Exercise prompt — Rewrite these records with every "table-row" changed to "grid-row", keeping all other text the same, and omit the pictures from your output.
** START Input **
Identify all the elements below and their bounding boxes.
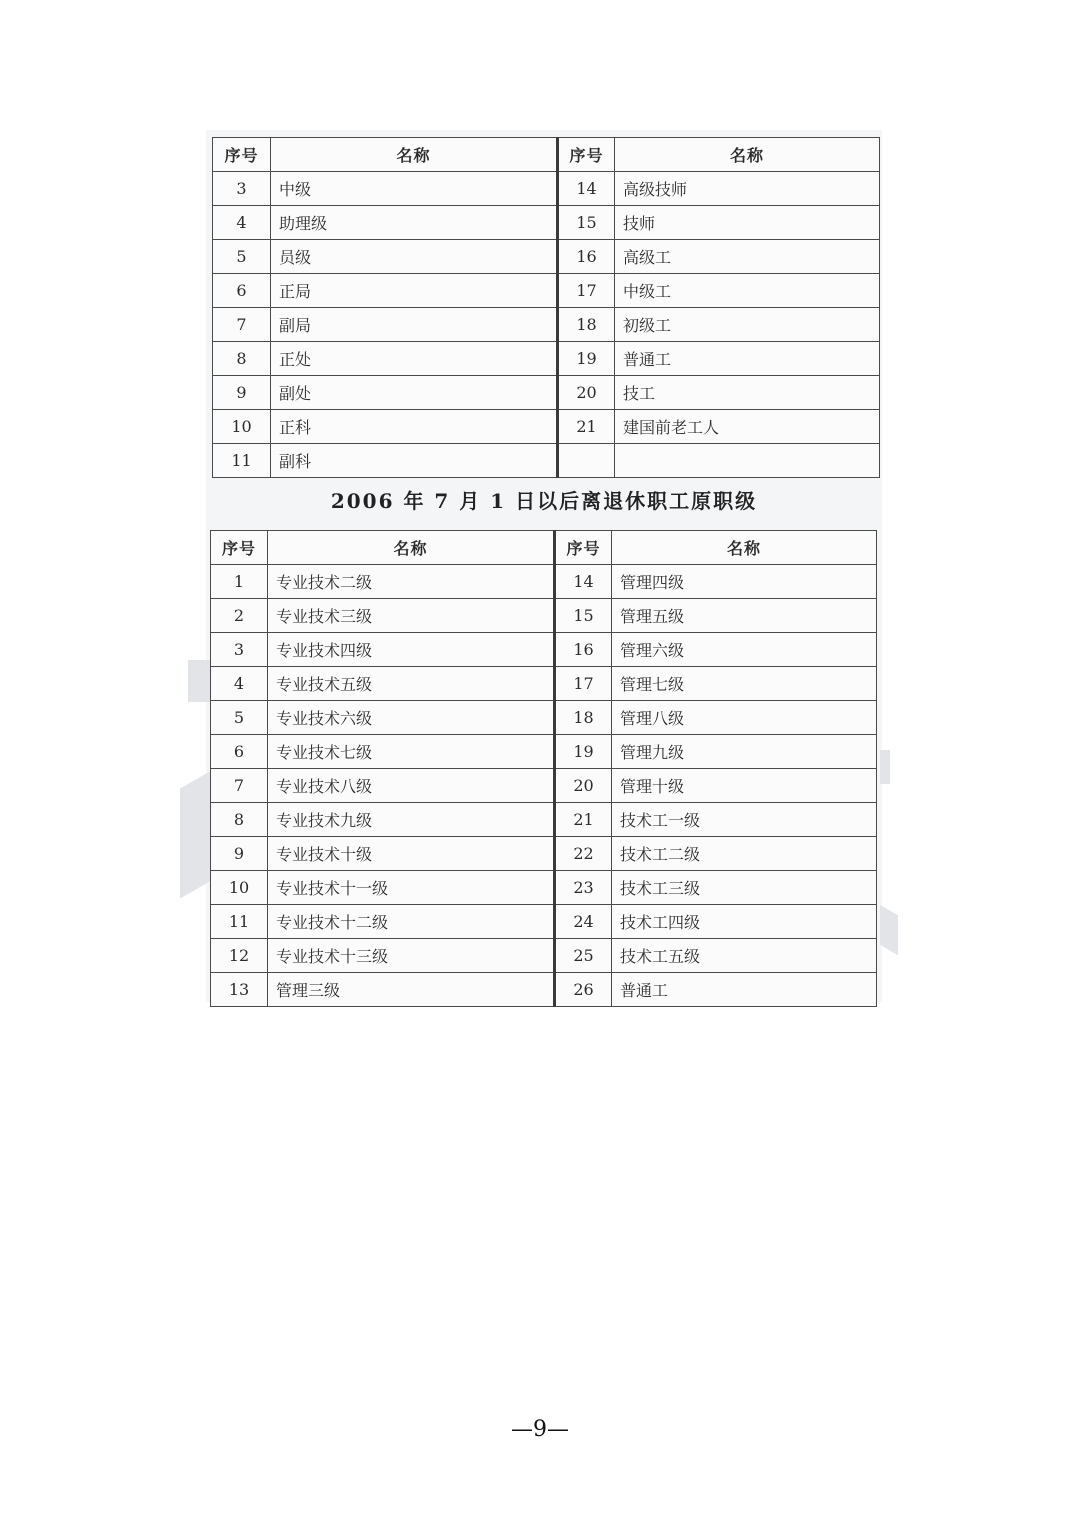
table-row <box>213 376 880 410</box>
grade-table-before-2006 <box>212 137 880 478</box>
row-name-left: 专业技术四级 <box>268 633 555 667</box>
row-name-right: 管理八级 <box>612 701 877 735</box>
row-number-right: 23 <box>555 871 612 905</box>
table-row <box>213 308 880 342</box>
row-number-left: 7 <box>213 308 271 342</box>
row-name-right: 高级工 <box>615 240 880 274</box>
row-number-right: 24 <box>555 905 612 939</box>
row-name-left: 专业技术三级 <box>268 599 555 633</box>
table-body <box>213 138 880 478</box>
table-row <box>211 837 877 871</box>
row-number-left: 5 <box>213 240 271 274</box>
row-number-right: 19 <box>555 735 612 769</box>
row-number-left: 3 <box>211 633 268 667</box>
row-name-right: 建国前老工人 <box>615 410 880 444</box>
row-name-left: 专业技术十一级 <box>268 871 555 905</box>
header-no: 序号 <box>213 138 271 172</box>
row-number-right: 26 <box>555 973 612 1007</box>
row-number-left: 6 <box>213 274 271 308</box>
row-name-right: 技术工五级 <box>612 939 877 973</box>
row-number-right: 17 <box>558 274 615 308</box>
row-name-right: 管理十级 <box>612 769 877 803</box>
row-name-left: 中级 <box>271 172 558 206</box>
row-name-left: 副处 <box>271 376 558 410</box>
row-number-right: 22 <box>555 837 612 871</box>
row-name-left: 管理三级 <box>268 973 555 1007</box>
row-name-right: 技术工二级 <box>612 837 877 871</box>
table-row <box>211 735 877 769</box>
row-name-right: 高级技师 <box>615 172 880 206</box>
row-number-right: 14 <box>555 565 612 599</box>
table-row <box>213 410 880 444</box>
table-row <box>211 973 877 1007</box>
row-number-left: 4 <box>211 667 268 701</box>
row-name-left: 副科 <box>271 444 558 478</box>
row-name-left: 专业技术六级 <box>268 701 555 735</box>
table-row <box>213 240 880 274</box>
table-body <box>211 531 877 1007</box>
row-number-right: 18 <box>558 308 615 342</box>
header-no: 序号 <box>555 531 612 565</box>
table-row <box>213 274 880 308</box>
table-row <box>211 667 877 701</box>
row-name-left: 专业技术七级 <box>268 735 555 769</box>
row-name-left: 正处 <box>271 342 558 376</box>
row-number-left: 11 <box>211 905 268 939</box>
row-name-right: 技术工一级 <box>612 803 877 837</box>
row-name-right: 初级工 <box>615 308 880 342</box>
row-number-right: 21 <box>555 803 612 837</box>
table-row <box>211 599 877 633</box>
row-name-right: 中级工 <box>615 274 880 308</box>
watermark-shape <box>880 905 898 955</box>
grade-table-after-2006 <box>210 530 877 1007</box>
table-row <box>211 565 877 599</box>
row-number-right: 20 <box>558 376 615 410</box>
row-name-left: 正局 <box>271 274 558 308</box>
row-number-right: 16 <box>558 240 615 274</box>
row-number-right: 15 <box>555 599 612 633</box>
row-number-left: 2 <box>211 599 268 633</box>
row-number-right: 16 <box>555 633 612 667</box>
row-number-right: 17 <box>555 667 612 701</box>
row-name-left: 员级 <box>271 240 558 274</box>
row-number-left: 12 <box>211 939 268 973</box>
table-row <box>211 871 877 905</box>
table-header-row <box>211 531 877 565</box>
table-row <box>213 342 880 376</box>
row-name-right: 管理五级 <box>612 599 877 633</box>
row-number-right: 25 <box>555 939 612 973</box>
table-header-row <box>213 138 880 172</box>
table-row <box>213 172 880 206</box>
row-name-right: 技工 <box>615 376 880 410</box>
row-number-left: 5 <box>211 701 268 735</box>
table-row <box>213 444 880 478</box>
row-name-right: 普通工 <box>615 342 880 376</box>
header-name: 名称 <box>268 531 555 565</box>
row-name-right: 管理七级 <box>612 667 877 701</box>
row-number-left: 6 <box>211 735 268 769</box>
row-name-left: 专业技术五级 <box>268 667 555 701</box>
table-row <box>211 769 877 803</box>
row-number-left: 1 <box>211 565 268 599</box>
row-number-right: 14 <box>558 172 615 206</box>
row-name-left: 专业技术九级 <box>268 803 555 837</box>
row-number-right: 15 <box>558 206 615 240</box>
section-title: 2006 年 7 月 1 日以后离退休职工原职级 <box>330 489 758 513</box>
row-name-right: 管理四级 <box>612 565 877 599</box>
row-name-left: 专业技术十级 <box>268 837 555 871</box>
row-number-left: 13 <box>211 973 268 1007</box>
table-row <box>213 206 880 240</box>
row-name-left: 专业技术十三级 <box>268 939 555 973</box>
row-name-right: 管理六级 <box>612 633 877 667</box>
watermark-shape <box>180 771 210 898</box>
row-number-left: 10 <box>213 410 271 444</box>
row-name-right: 技术工三级 <box>612 871 877 905</box>
row-number-left: 7 <box>211 769 268 803</box>
header-name: 名称 <box>271 138 558 172</box>
table-row <box>211 701 877 735</box>
header-name: 名称 <box>612 531 877 565</box>
row-name-left: 专业技术十二级 <box>268 905 555 939</box>
row-number-left: 9 <box>213 376 271 410</box>
row-name-right: 管理九级 <box>612 735 877 769</box>
table-row <box>211 803 877 837</box>
row-name-right <box>615 444 880 478</box>
row-number-left: 8 <box>211 803 268 837</box>
header-name: 名称 <box>615 138 880 172</box>
table-row <box>211 633 877 667</box>
row-number-left: 4 <box>213 206 271 240</box>
row-number-left: 3 <box>213 172 271 206</box>
row-number-right <box>558 444 615 478</box>
row-name-left: 专业技术二级 <box>268 565 555 599</box>
row-name-right: 普通工 <box>612 973 877 1007</box>
table-row <box>211 939 877 973</box>
row-number-left: 10 <box>211 871 268 905</box>
row-name-right: 技术工四级 <box>612 905 877 939</box>
row-number-right: 18 <box>555 701 612 735</box>
row-name-left: 专业技术八级 <box>268 769 555 803</box>
row-number-right: 20 <box>555 769 612 803</box>
row-number-left: 11 <box>213 444 271 478</box>
row-name-left: 正科 <box>271 410 558 444</box>
row-number-right: 19 <box>558 342 615 376</box>
table-row <box>211 905 877 939</box>
row-name-left: 助理级 <box>271 206 558 240</box>
row-number-right: 21 <box>558 410 615 444</box>
row-name-right: 技师 <box>615 206 880 240</box>
row-number-left: 8 <box>213 342 271 376</box>
watermark-shape <box>880 750 890 784</box>
row-name-left: 副局 <box>271 308 558 342</box>
row-number-left: 9 <box>211 837 268 871</box>
page-number: —9— <box>511 1417 569 1442</box>
header-no: 序号 <box>558 138 615 172</box>
header-no: 序号 <box>211 531 268 565</box>
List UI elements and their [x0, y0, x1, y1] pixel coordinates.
** END Input **
Result below —
Identify all the elements below and their bounding boxes.
grid-row <box>213 376 880 410</box>
grade-table-before-2006 <box>212 137 880 478</box>
row-name-left: 专业技术四级 <box>268 633 555 667</box>
row-name-right: 管理八级 <box>612 701 877 735</box>
row-number-right: 23 <box>555 871 612 905</box>
grid-row <box>213 308 880 342</box>
row-number-left: 7 <box>213 308 271 342</box>
row-name-right: 高级工 <box>615 240 880 274</box>
row-number-right: 24 <box>555 905 612 939</box>
row-name-left: 专业技术三级 <box>268 599 555 633</box>
table-body <box>213 138 880 478</box>
grid-row <box>211 837 877 871</box>
row-number-left: 5 <box>213 240 271 274</box>
row-number-right: 19 <box>555 735 612 769</box>
row-number-left: 3 <box>211 633 268 667</box>
row-name-right: 建国前老工人 <box>615 410 880 444</box>
row-name-left: 专业技术十一级 <box>268 871 555 905</box>
header-no: 序号 <box>213 138 271 172</box>
row-number-right: 26 <box>555 973 612 1007</box>
row-number-left: 6 <box>213 274 271 308</box>
row-name-right: 技术工五级 <box>612 939 877 973</box>
row-number-right: 17 <box>558 274 615 308</box>
row-name-right: 管理十级 <box>612 769 877 803</box>
row-name-left: 中级 <box>271 172 558 206</box>
row-name-left: 副处 <box>271 376 558 410</box>
row-number-right: 22 <box>555 837 612 871</box>
row-name-left: 管理三级 <box>268 973 555 1007</box>
row-name-right: 技术工二级 <box>612 837 877 871</box>
grid-row <box>211 735 877 769</box>
row-name-right: 高级技师 <box>615 172 880 206</box>
row-number-right: 14 <box>555 565 612 599</box>
grid-row <box>213 410 880 444</box>
grid-row <box>211 973 877 1007</box>
row-number-left: 4 <box>211 667 268 701</box>
row-name-left: 副科 <box>271 444 558 478</box>
row-name-left: 专业技术六级 <box>268 701 555 735</box>
grid-row <box>213 240 880 274</box>
table-body <box>211 531 877 1007</box>
row-number-right: 18 <box>558 308 615 342</box>
header-no: 序号 <box>555 531 612 565</box>
grid-row <box>213 274 880 308</box>
grid-row <box>211 667 877 701</box>
row-name-left: 专业技术七级 <box>268 735 555 769</box>
row-name-left: 正处 <box>271 342 558 376</box>
row-number-left: 11 <box>211 905 268 939</box>
row-name-right: 技术工一级 <box>612 803 877 837</box>
row-name-right: 初级工 <box>615 308 880 342</box>
row-number-right: 21 <box>555 803 612 837</box>
grid-row <box>211 599 877 633</box>
row-name-right: 中级工 <box>615 274 880 308</box>
watermark-shape <box>880 905 898 955</box>
grade-table-after-2006 <box>210 530 877 1007</box>
grid-row <box>211 565 877 599</box>
row-number-right: 20 <box>558 376 615 410</box>
row-name-left: 正局 <box>271 274 558 308</box>
row-number-right: 16 <box>558 240 615 274</box>
row-number-right: 15 <box>555 599 612 633</box>
row-number-left: 2 <box>211 599 268 633</box>
row-number-right: 16 <box>555 633 612 667</box>
row-number-right: 17 <box>555 667 612 701</box>
row-name-left: 员级 <box>271 240 558 274</box>
row-number-left: 12 <box>211 939 268 973</box>
grid-row <box>211 871 877 905</box>
table-header-row <box>211 531 877 565</box>
grid-row <box>213 342 880 376</box>
row-name-right: 管理五级 <box>612 599 877 633</box>
row-number-right: 25 <box>555 939 612 973</box>
table-header-row <box>213 138 880 172</box>
grid-row <box>213 172 880 206</box>
row-name-right: 技工 <box>615 376 880 410</box>
row-number-left: 5 <box>211 701 268 735</box>
grid-row <box>213 444 880 478</box>
row-name-right: 普通工 <box>615 342 880 376</box>
header-name: 名称 <box>268 531 555 565</box>
row-name-right: 管理七级 <box>612 667 877 701</box>
row-number-left: 6 <box>211 735 268 769</box>
row-name-left: 专业技术五级 <box>268 667 555 701</box>
grid-row <box>211 769 877 803</box>
row-number-left: 1 <box>211 565 268 599</box>
row-number-right: 14 <box>558 172 615 206</box>
row-name-left: 专业技术九级 <box>268 803 555 837</box>
row-number-right: 15 <box>558 206 615 240</box>
section-title: 2006 年 7 月 1 日以后离退休职工原职级 <box>330 489 758 513</box>
row-name-right: 管理四级 <box>612 565 877 599</box>
row-name-left: 专业技术十级 <box>268 837 555 871</box>
row-number-left: 13 <box>211 973 268 1007</box>
grid-row <box>213 206 880 240</box>
row-name-left: 专业技术十三级 <box>268 939 555 973</box>
row-name-right: 管理六级 <box>612 633 877 667</box>
watermark-shape <box>180 771 210 898</box>
row-number-left: 10 <box>213 410 271 444</box>
row-name-right: 技术工三级 <box>612 871 877 905</box>
row-number-left: 7 <box>211 769 268 803</box>
header-name: 名称 <box>271 138 558 172</box>
grid-row <box>211 701 877 735</box>
header-name: 名称 <box>612 531 877 565</box>
row-name-left: 专业技术十二级 <box>268 905 555 939</box>
row-number-left: 9 <box>213 376 271 410</box>
row-name-right: 管理九级 <box>612 735 877 769</box>
grid-row <box>211 803 877 837</box>
row-name-right <box>615 444 880 478</box>
row-number-left: 8 <box>211 803 268 837</box>
header-name: 名称 <box>615 138 880 172</box>
grid-row <box>211 633 877 667</box>
row-number-left: 4 <box>213 206 271 240</box>
row-number-left: 3 <box>213 172 271 206</box>
row-number-right <box>558 444 615 478</box>
row-name-left: 专业技术二级 <box>268 565 555 599</box>
row-name-right: 普通工 <box>612 973 877 1007</box>
grid-row <box>211 939 877 973</box>
row-number-left: 10 <box>211 871 268 905</box>
row-name-right: 技术工四级 <box>612 905 877 939</box>
row-number-right: 18 <box>555 701 612 735</box>
row-name-left: 专业技术八级 <box>268 769 555 803</box>
row-number-right: 20 <box>555 769 612 803</box>
row-number-left: 11 <box>213 444 271 478</box>
row-name-left: 正科 <box>271 410 558 444</box>
row-number-right: 19 <box>558 342 615 376</box>
grid-row <box>211 905 877 939</box>
row-name-left: 助理级 <box>271 206 558 240</box>
row-number-right: 21 <box>558 410 615 444</box>
row-name-right: 技师 <box>615 206 880 240</box>
row-number-left: 8 <box>213 342 271 376</box>
watermark-shape <box>880 750 890 784</box>
row-name-left: 副局 <box>271 308 558 342</box>
row-number-left: 9 <box>211 837 268 871</box>
page-number: —9— <box>511 1417 569 1442</box>
header-no: 序号 <box>558 138 615 172</box>
header-no: 序号 <box>211 531 268 565</box>
List UI elements and their [x0, y0, x1, y1] pixel coordinates.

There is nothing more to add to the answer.